• _SUPPLIED MATERIAL_
###
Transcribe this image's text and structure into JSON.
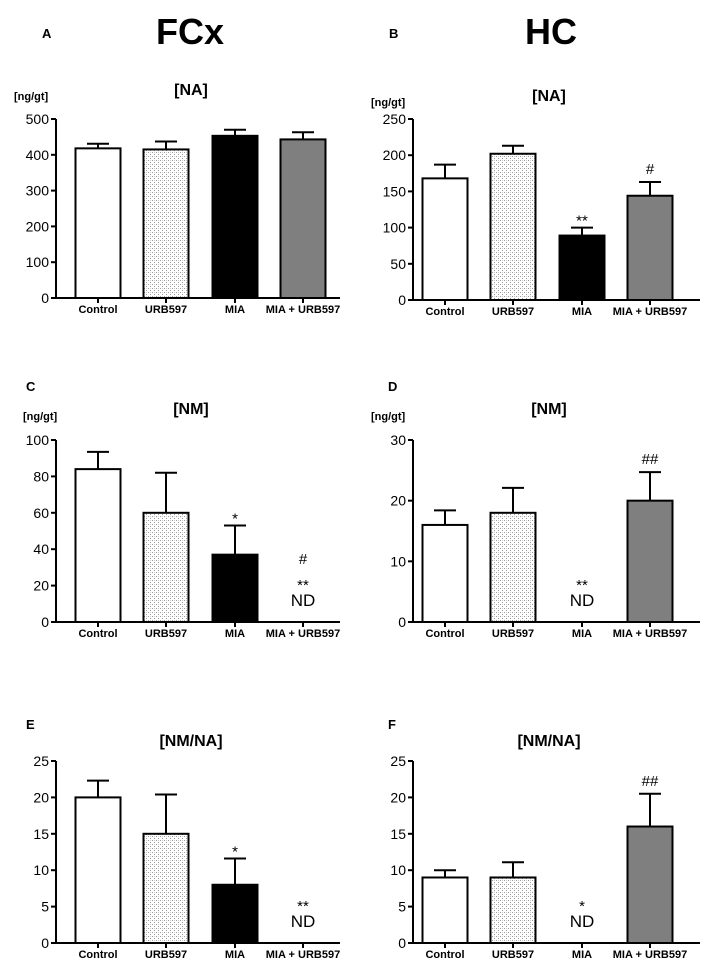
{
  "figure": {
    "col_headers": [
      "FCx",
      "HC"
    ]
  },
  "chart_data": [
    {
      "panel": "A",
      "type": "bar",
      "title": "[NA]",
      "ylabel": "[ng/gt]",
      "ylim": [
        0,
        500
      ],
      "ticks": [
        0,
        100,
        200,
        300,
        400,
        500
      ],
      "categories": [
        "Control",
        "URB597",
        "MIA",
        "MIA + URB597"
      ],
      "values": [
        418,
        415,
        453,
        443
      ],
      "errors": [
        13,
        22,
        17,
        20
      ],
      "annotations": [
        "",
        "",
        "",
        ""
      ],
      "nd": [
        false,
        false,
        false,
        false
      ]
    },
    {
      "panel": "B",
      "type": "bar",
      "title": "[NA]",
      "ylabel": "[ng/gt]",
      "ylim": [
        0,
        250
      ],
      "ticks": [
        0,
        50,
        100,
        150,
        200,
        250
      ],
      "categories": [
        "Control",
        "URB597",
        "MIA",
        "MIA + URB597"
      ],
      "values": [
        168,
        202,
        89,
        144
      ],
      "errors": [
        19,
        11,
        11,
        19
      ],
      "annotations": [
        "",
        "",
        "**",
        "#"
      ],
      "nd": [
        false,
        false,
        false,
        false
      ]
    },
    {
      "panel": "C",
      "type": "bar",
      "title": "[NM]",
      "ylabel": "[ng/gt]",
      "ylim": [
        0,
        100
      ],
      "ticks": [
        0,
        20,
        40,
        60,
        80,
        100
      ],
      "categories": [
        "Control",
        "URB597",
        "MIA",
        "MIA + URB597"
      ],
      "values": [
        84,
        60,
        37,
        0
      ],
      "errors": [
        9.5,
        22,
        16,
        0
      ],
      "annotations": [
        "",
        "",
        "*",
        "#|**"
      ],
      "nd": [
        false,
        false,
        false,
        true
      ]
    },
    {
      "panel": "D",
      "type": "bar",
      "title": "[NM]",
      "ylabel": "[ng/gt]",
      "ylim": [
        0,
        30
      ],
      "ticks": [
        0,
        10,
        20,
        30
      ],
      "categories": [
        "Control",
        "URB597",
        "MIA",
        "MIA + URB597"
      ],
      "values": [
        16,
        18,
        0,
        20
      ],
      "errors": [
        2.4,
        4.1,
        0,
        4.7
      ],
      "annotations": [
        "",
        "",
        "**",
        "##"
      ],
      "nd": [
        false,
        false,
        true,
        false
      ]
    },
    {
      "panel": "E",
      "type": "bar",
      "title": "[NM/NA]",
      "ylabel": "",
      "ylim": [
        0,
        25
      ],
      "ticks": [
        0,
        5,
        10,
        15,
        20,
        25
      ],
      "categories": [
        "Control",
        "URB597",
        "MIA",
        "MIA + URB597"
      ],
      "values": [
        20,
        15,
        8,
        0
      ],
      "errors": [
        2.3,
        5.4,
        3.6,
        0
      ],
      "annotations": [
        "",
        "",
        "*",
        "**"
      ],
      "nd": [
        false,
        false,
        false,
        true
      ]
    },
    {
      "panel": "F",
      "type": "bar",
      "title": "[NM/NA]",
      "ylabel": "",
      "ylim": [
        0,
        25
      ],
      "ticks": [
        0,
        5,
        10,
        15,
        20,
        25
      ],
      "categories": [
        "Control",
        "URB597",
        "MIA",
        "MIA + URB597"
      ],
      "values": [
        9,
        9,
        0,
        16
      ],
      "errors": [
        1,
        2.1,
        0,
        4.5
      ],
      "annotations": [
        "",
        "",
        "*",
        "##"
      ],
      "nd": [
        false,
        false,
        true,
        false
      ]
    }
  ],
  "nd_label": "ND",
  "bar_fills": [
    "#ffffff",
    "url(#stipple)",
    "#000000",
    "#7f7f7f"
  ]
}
###
• _SHORT PROBLEM_
Leave out the pictures and reproduce the rest of the listing exactly.

• _REPLY TO THE TASK_
Transcribe this image's text and structure into JSON.
{
  "figure": {
    "col_headers": [
      "FCx",
      "HC"
    ]
  },
  "chart_data": [
    {
      "panel": "A",
      "type": "bar",
      "title": "[NA]",
      "ylabel": "[ng/gt]",
      "ylim": [
        0,
        500
      ],
      "ticks": [
        0,
        100,
        200,
        300,
        400,
        500
      ],
      "categories": [
        "Control",
        "URB597",
        "MIA",
        "MIA + URB597"
      ],
      "values": [
        418,
        415,
        453,
        443
      ],
      "errors": [
        13,
        22,
        17,
        20
      ],
      "annotations": [
        "",
        "",
        "",
        ""
      ],
      "nd": [
        false,
        false,
        false,
        false
      ]
    },
    {
      "panel": "B",
      "type": "bar",
      "title": "[NA]",
      "ylabel": "[ng/gt]",
      "ylim": [
        0,
        250
      ],
      "ticks": [
        0,
        50,
        100,
        150,
        200,
        250
      ],
      "categories": [
        "Control",
        "URB597",
        "MIA",
        "MIA + URB597"
      ],
      "values": [
        168,
        202,
        89,
        144
      ],
      "errors": [
        19,
        11,
        11,
        19
      ],
      "annotations": [
        "",
        "",
        "**",
        "#"
      ],
      "nd": [
        false,
        false,
        false,
        false
      ]
    },
    {
      "panel": "C",
      "type": "bar",
      "title": "[NM]",
      "ylabel": "[ng/gt]",
      "ylim": [
        0,
        100
      ],
      "ticks": [
        0,
        20,
        40,
        60,
        80,
        100
      ],
      "categories": [
        "Control",
        "URB597",
        "MIA",
        "MIA + URB597"
      ],
      "values": [
        84,
        60,
        37,
        0
      ],
      "errors": [
        9.5,
        22,
        16,
        0
      ],
      "annotations": [
        "",
        "",
        "*",
        "#|**"
      ],
      "nd": [
        false,
        false,
        false,
        true
      ]
    },
    {
      "panel": "D",
      "type": "bar",
      "title": "[NM]",
      "ylabel": "[ng/gt]",
      "ylim": [
        0,
        30
      ],
      "ticks": [
        0,
        10,
        20,
        30
      ],
      "categories": [
        "Control",
        "URB597",
        "MIA",
        "MIA + URB597"
      ],
      "values": [
        16,
        18,
        0,
        20
      ],
      "errors": [
        2.4,
        4.1,
        0,
        4.7
      ],
      "annotations": [
        "",
        "",
        "**",
        "##"
      ],
      "nd": [
        false,
        false,
        true,
        false
      ]
    },
    {
      "panel": "E",
      "type": "bar",
      "title": "[NM/NA]",
      "ylabel": "",
      "ylim": [
        0,
        25
      ],
      "ticks": [
        0,
        5,
        10,
        15,
        20,
        25
      ],
      "categories": [
        "Control",
        "URB597",
        "MIA",
        "MIA + URB597"
      ],
      "values": [
        20,
        15,
        8,
        0
      ],
      "errors": [
        2.3,
        5.4,
        3.6,
        0
      ],
      "annotations": [
        "",
        "",
        "*",
        "**"
      ],
      "nd": [
        false,
        false,
        false,
        true
      ]
    },
    {
      "panel": "F",
      "type": "bar",
      "title": "[NM/NA]",
      "ylabel": "",
      "ylim": [
        0,
        25
      ],
      "ticks": [
        0,
        5,
        10,
        15,
        20,
        25
      ],
      "categories": [
        "Control",
        "URB597",
        "MIA",
        "MIA + URB597"
      ],
      "values": [
        9,
        9,
        0,
        16
      ],
      "errors": [
        1,
        2.1,
        0,
        4.5
      ],
      "annotations": [
        "",
        "",
        "*",
        "##"
      ],
      "nd": [
        false,
        false,
        true,
        false
      ]
    }
  ],
  "nd_label": "ND",
  "bar_fills": [
    "#ffffff",
    "url(#stipple)",
    "#000000",
    "#7f7f7f"
  ]
}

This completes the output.